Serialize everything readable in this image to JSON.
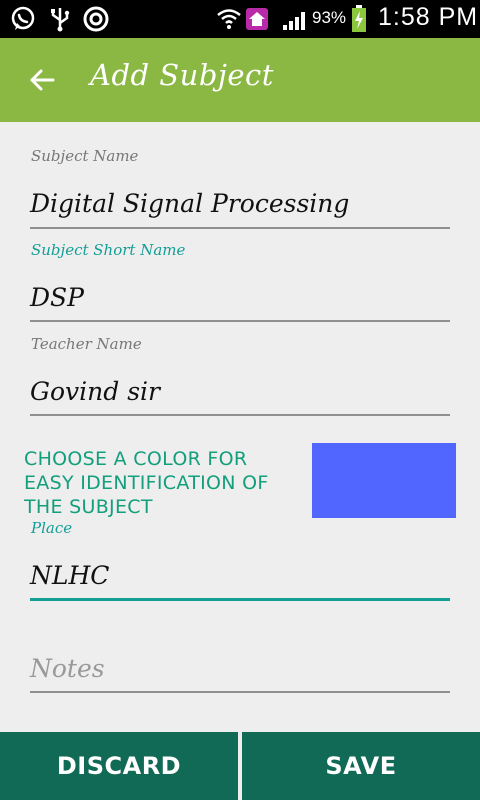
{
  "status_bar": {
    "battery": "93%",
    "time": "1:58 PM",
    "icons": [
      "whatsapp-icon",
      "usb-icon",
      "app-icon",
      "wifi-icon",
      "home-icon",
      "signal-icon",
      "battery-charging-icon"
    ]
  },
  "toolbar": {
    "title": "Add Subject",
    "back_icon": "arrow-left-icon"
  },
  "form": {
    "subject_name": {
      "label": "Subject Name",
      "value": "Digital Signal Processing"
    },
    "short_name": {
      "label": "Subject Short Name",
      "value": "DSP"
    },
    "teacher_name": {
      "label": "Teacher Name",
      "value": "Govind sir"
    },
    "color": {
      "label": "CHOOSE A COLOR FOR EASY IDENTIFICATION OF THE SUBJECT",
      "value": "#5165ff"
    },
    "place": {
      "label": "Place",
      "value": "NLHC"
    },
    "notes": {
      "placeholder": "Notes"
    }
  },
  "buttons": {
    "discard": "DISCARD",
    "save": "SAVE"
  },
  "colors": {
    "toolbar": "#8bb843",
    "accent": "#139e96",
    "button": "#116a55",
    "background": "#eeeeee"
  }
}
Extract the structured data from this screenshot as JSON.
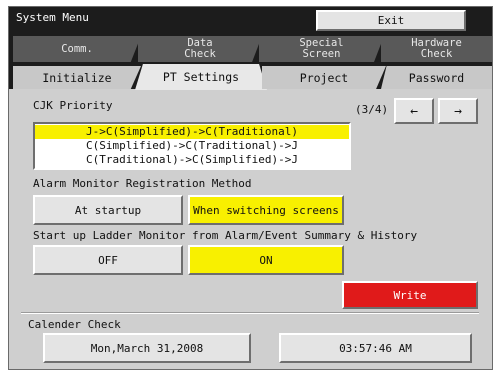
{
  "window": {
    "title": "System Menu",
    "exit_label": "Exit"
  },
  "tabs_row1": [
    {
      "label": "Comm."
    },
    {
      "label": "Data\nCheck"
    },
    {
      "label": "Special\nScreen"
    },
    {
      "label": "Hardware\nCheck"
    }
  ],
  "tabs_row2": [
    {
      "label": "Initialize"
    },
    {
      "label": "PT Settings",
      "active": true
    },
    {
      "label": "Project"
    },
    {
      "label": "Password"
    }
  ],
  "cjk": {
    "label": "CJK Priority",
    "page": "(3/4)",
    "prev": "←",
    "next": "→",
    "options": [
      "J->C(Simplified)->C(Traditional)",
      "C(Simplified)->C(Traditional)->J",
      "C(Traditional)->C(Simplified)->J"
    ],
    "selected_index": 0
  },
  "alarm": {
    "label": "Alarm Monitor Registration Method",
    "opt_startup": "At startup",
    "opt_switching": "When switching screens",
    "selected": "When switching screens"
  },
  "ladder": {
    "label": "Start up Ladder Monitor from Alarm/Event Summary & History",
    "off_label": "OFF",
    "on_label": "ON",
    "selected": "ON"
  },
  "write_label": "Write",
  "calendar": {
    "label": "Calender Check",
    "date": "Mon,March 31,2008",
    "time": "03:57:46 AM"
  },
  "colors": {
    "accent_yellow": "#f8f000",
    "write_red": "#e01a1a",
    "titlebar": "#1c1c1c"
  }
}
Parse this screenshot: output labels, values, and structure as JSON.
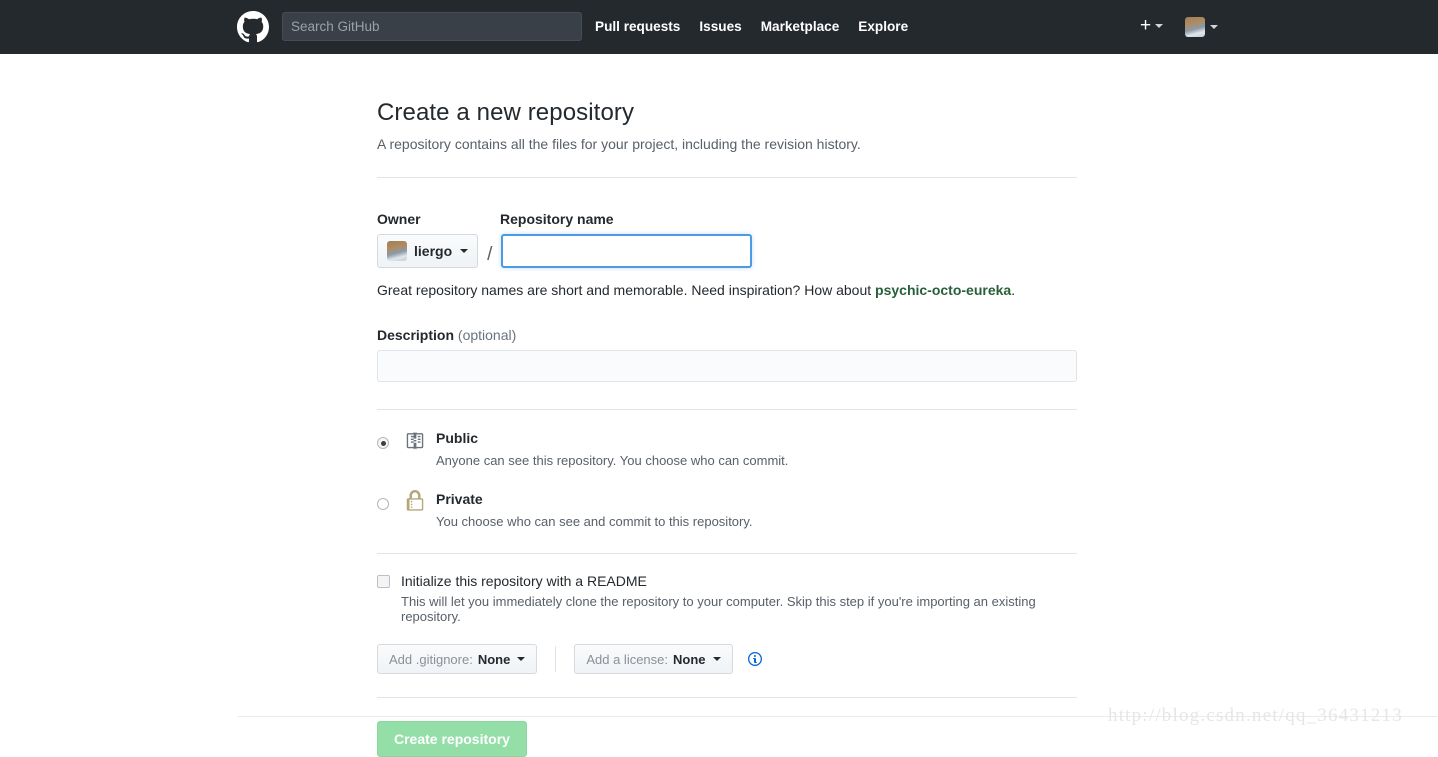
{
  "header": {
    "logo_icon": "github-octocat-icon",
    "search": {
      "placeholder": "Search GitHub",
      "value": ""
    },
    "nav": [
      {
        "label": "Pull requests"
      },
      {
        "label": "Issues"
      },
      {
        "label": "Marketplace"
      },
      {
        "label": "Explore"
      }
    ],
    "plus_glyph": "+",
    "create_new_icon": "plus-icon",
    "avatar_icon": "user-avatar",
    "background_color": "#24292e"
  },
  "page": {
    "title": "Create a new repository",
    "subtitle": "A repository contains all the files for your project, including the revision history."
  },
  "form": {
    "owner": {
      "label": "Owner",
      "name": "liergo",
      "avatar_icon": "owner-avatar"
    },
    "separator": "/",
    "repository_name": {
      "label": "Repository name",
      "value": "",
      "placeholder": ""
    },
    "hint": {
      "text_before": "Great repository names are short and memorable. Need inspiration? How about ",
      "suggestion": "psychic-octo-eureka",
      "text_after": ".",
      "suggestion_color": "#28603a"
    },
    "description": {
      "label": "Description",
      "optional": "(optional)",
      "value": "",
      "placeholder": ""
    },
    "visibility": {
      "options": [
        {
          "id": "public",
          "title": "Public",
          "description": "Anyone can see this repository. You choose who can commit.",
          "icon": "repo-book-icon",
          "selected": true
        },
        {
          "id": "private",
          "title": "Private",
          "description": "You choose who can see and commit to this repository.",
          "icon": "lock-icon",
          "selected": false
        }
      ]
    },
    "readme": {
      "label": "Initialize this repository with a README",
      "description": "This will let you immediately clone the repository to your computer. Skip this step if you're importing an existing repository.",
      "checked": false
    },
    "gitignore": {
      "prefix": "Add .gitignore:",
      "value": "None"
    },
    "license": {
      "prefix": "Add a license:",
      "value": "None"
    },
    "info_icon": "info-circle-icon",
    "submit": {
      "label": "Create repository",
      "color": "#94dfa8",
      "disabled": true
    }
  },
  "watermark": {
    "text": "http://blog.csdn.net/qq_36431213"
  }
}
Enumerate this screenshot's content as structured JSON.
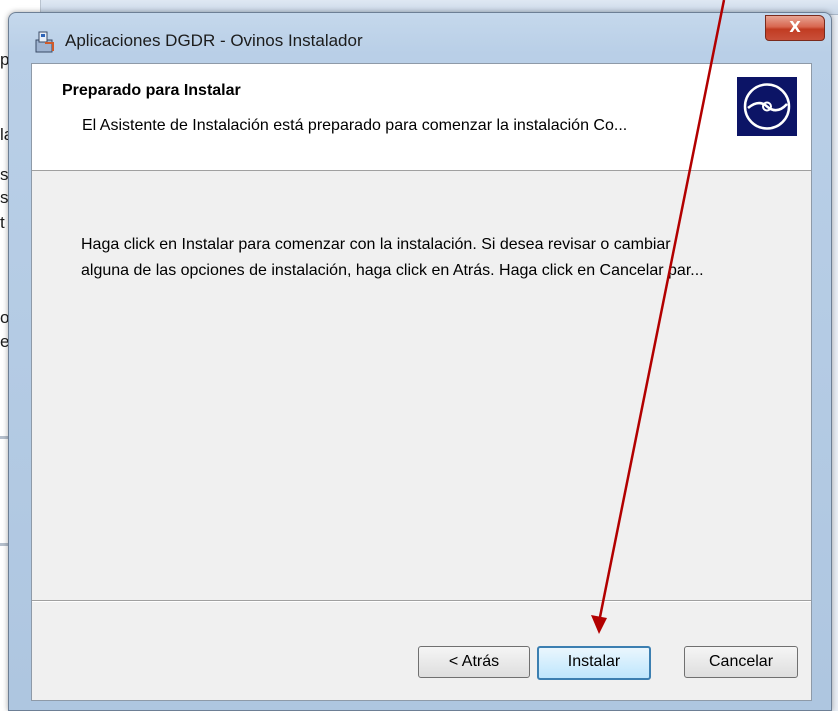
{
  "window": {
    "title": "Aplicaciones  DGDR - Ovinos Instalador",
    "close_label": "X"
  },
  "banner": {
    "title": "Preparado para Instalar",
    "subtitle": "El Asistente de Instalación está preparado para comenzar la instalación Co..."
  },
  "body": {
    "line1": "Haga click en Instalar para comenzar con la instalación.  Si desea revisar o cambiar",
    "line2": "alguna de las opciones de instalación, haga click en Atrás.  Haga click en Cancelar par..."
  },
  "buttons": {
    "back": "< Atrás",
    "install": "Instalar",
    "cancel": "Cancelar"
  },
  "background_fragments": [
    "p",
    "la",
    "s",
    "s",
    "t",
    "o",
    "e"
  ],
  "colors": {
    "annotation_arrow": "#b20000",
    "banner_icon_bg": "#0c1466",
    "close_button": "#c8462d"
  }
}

# Aim of the task
Give the count of lines containing "screenshot", with no added text.

# The response
3